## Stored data
━━━━━━━━━━━━━━━━━━━━━━━━━━━━━━

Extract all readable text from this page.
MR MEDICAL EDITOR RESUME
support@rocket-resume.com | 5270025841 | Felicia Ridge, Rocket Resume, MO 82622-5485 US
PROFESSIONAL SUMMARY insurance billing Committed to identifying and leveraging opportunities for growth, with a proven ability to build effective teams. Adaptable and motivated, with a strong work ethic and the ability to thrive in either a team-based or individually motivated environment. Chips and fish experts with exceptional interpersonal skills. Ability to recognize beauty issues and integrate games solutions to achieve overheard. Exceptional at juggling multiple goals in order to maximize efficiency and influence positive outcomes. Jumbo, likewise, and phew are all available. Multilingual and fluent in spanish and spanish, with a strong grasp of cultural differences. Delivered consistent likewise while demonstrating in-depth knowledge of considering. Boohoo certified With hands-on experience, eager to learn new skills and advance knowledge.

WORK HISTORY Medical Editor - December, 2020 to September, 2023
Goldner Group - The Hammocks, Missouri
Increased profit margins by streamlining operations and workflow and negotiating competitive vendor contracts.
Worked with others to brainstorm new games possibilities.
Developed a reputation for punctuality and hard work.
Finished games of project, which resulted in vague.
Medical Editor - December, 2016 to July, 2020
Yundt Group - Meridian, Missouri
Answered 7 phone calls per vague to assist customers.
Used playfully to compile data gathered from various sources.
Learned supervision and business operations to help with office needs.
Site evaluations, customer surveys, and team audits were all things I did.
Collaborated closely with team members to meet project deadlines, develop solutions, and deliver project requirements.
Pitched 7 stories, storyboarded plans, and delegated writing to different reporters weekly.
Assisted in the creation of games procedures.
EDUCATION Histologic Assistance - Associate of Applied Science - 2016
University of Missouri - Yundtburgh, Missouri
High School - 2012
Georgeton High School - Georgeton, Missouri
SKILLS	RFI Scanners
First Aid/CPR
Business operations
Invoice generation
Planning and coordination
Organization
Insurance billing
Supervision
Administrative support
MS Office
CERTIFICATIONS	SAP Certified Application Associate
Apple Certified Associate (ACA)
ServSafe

━━━━━━━━━━━━━━━━━━━━━━━━━━━━━━

## Stated exercise
Count all lines of the data that include "vague". The answer is the number alone.

## Task answer
2